What the task requires: Copy out every line that contains "Sampling".

==================================================

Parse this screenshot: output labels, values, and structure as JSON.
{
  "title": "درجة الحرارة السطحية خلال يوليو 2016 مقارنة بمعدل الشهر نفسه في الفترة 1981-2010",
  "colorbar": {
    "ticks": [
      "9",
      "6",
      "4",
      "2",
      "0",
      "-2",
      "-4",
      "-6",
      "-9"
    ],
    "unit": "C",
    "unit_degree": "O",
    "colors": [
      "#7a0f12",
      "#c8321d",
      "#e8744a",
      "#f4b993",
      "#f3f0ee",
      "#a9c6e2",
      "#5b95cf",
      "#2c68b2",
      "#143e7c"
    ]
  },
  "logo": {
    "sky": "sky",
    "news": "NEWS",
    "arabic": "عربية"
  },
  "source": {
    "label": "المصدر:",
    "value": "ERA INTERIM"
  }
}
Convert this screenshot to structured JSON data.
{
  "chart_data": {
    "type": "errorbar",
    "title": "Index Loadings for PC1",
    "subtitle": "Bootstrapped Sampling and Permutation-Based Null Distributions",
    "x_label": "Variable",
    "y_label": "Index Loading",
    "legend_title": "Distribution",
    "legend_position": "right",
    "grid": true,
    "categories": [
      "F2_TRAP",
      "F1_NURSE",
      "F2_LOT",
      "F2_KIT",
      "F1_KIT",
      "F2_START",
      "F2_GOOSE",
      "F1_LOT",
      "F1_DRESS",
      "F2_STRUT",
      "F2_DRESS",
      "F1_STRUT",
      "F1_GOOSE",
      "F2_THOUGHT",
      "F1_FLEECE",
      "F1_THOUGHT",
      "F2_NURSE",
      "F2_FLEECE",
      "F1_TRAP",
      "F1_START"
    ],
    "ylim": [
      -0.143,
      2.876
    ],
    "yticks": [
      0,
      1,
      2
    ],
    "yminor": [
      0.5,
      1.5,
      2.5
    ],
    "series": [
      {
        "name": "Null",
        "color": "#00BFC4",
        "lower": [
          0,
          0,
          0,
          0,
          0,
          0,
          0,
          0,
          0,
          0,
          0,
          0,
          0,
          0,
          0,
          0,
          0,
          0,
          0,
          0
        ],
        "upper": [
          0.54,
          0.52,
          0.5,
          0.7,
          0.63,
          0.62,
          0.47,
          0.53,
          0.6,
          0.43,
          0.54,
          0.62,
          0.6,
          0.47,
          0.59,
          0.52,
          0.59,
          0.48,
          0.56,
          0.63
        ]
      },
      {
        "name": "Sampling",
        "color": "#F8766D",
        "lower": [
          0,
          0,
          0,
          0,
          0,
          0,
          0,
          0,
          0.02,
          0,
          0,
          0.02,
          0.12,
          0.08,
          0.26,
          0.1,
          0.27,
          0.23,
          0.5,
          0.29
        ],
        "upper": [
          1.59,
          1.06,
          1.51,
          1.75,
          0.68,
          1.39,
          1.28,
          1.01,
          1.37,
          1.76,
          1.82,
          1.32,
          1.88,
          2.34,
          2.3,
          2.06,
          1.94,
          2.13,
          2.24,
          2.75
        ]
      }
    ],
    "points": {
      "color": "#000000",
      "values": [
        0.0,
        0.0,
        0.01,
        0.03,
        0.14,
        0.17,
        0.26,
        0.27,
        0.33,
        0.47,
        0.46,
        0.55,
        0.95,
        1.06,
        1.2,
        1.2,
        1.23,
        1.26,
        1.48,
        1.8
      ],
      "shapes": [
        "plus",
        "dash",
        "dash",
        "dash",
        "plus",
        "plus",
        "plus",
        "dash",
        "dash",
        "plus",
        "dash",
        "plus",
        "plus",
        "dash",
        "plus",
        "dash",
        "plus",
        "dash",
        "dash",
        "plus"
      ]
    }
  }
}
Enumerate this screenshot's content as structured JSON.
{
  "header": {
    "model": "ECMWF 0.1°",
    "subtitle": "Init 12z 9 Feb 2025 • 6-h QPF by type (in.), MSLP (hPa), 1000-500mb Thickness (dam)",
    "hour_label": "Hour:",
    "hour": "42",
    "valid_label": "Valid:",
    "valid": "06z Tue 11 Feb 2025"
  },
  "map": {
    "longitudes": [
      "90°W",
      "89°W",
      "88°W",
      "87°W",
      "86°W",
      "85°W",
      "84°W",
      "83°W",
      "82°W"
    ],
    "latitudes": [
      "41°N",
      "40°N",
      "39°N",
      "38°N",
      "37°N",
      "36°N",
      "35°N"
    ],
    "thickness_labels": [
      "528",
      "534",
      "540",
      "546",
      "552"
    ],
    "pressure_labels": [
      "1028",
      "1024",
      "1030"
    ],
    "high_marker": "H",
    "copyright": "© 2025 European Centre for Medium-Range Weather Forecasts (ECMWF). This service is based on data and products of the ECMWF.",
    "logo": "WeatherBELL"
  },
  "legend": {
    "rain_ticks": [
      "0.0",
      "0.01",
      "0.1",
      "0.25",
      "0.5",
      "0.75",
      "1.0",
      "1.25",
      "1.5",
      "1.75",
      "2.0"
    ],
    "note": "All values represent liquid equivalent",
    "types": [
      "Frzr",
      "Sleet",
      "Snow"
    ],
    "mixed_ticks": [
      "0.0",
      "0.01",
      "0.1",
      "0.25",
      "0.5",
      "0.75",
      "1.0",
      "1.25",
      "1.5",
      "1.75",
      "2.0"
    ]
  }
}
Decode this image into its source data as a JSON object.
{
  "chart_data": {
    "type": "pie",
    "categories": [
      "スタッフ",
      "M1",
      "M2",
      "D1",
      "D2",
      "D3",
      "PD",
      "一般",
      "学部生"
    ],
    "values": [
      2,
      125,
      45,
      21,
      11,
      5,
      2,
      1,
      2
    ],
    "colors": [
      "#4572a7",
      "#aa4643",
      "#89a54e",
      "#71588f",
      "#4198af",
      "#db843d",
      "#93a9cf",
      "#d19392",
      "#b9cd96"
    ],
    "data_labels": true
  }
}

==================================================

Written solution:
    "subtitle": "Bootstrapped Sampling and Permutation-Based Null Distributions",
        "name": "Sampling",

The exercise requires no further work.